Show every line containing "Anzeigenformat" by copying it.
•••
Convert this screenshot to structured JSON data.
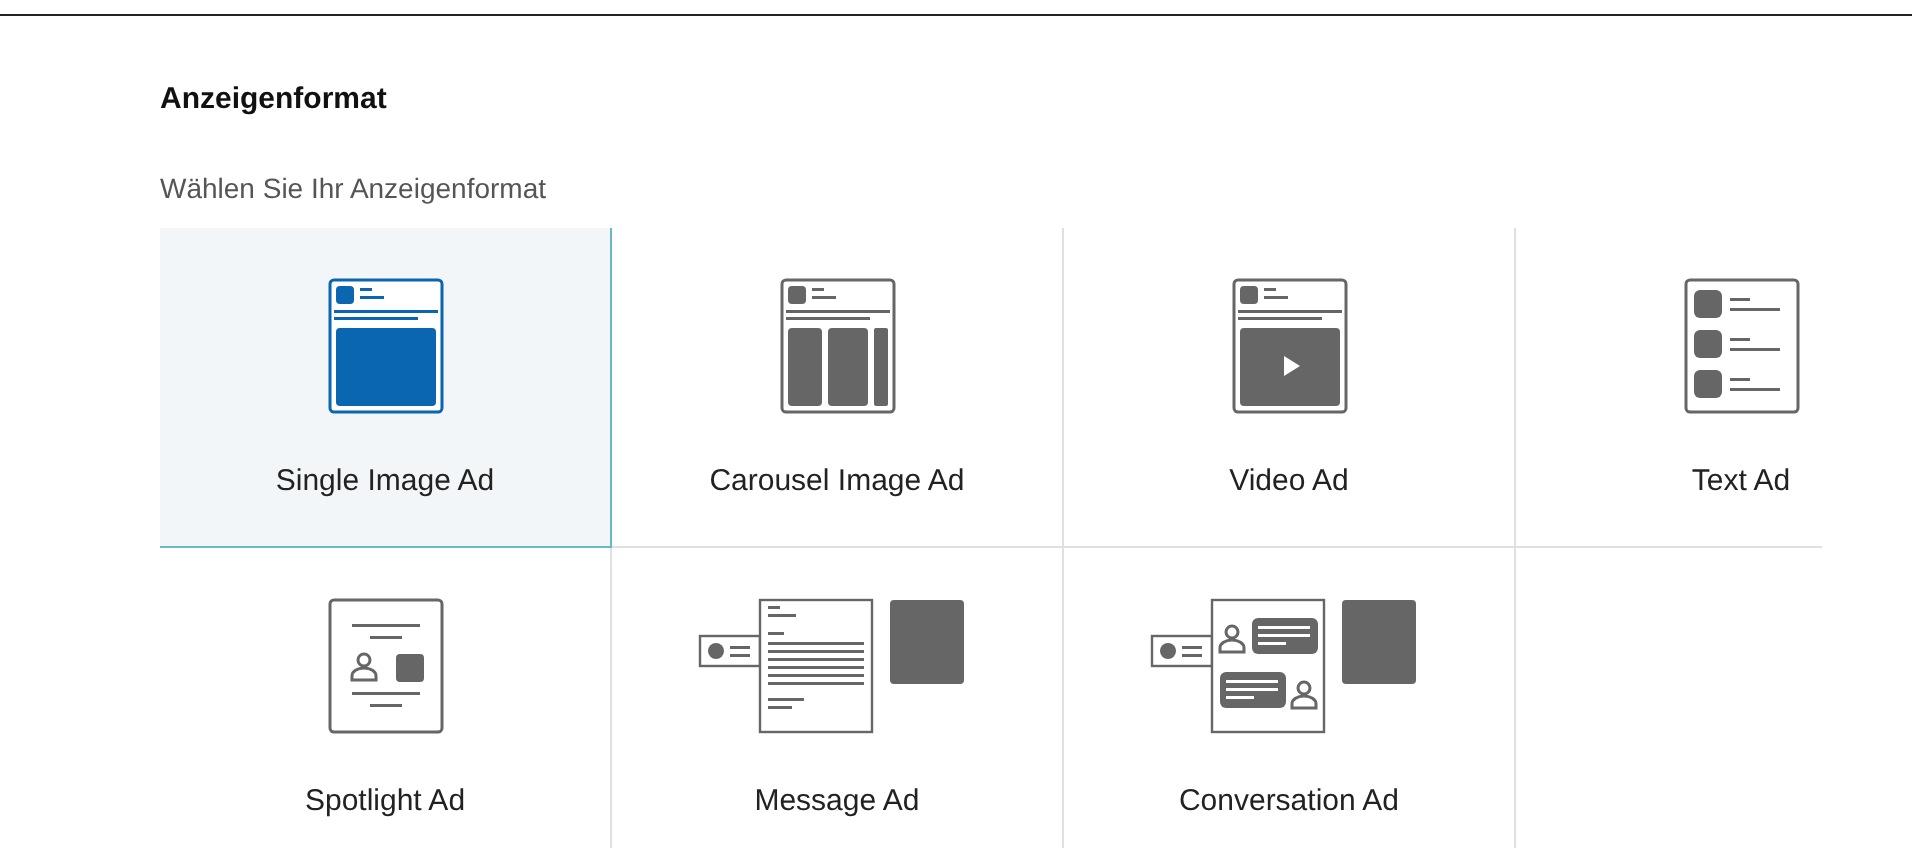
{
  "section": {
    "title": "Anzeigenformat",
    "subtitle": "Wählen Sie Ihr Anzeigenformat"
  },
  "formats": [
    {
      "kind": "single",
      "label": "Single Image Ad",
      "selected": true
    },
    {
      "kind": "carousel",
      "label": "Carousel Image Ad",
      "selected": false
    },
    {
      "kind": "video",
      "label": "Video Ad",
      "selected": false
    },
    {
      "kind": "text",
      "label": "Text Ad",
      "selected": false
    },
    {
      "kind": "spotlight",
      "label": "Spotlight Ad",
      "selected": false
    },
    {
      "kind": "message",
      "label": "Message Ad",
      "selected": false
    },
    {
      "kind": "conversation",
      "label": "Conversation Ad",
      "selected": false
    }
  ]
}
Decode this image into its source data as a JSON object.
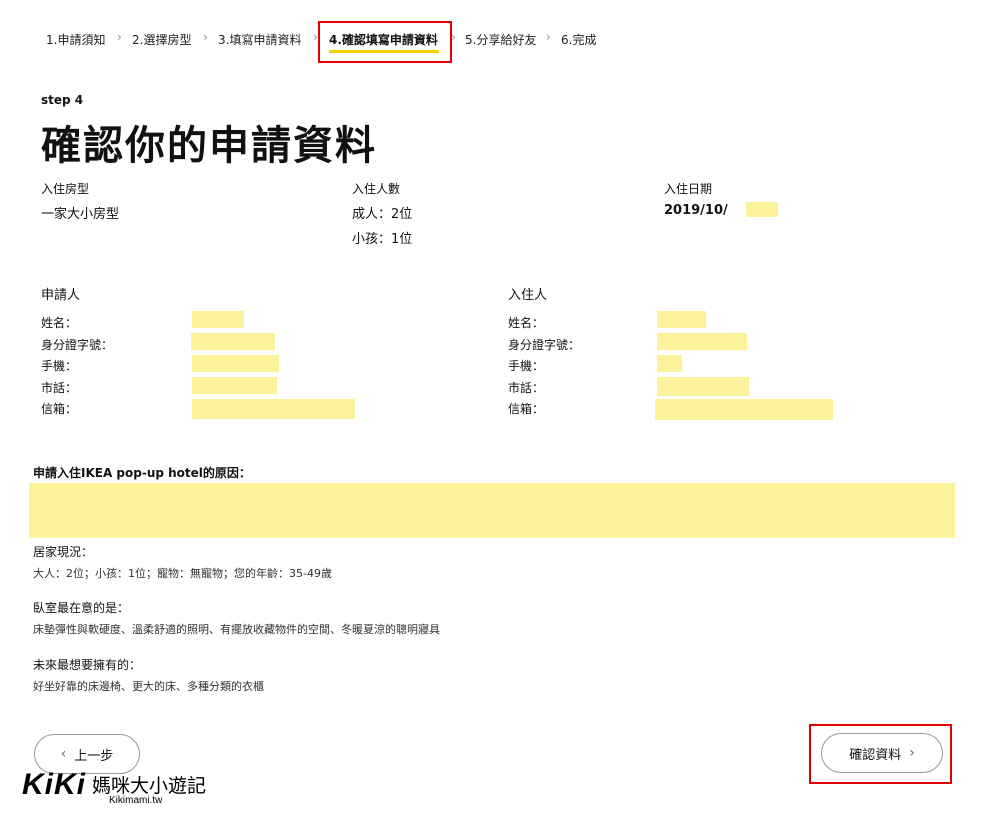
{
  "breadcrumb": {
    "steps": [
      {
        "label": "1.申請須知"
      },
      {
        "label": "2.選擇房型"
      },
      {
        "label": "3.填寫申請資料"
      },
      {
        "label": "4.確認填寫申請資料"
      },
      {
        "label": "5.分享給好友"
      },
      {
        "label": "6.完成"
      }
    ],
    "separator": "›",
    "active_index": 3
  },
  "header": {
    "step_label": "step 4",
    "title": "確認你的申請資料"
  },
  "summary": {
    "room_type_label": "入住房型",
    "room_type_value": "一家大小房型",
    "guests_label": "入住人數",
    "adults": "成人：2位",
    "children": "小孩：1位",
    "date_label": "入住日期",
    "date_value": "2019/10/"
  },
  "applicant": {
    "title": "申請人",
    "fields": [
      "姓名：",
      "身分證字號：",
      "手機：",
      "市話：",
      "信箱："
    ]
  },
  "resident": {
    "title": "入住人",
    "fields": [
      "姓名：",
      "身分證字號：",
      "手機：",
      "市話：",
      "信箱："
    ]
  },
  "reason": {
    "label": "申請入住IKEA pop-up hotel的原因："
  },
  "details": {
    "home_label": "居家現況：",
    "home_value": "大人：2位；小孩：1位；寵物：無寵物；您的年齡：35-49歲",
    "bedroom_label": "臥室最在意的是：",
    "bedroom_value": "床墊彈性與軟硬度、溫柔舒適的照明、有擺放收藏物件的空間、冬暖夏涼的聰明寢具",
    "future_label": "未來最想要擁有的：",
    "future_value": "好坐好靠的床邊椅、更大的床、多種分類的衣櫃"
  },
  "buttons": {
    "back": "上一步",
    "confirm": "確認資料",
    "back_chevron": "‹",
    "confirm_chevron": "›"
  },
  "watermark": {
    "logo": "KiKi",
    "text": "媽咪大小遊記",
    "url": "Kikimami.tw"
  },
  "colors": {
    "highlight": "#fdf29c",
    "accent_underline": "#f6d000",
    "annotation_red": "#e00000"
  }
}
•••
# Correct output
    "title": "Anzeigenformat",
    "subtitle": "Wählen Sie Ihr Anzeigenformat"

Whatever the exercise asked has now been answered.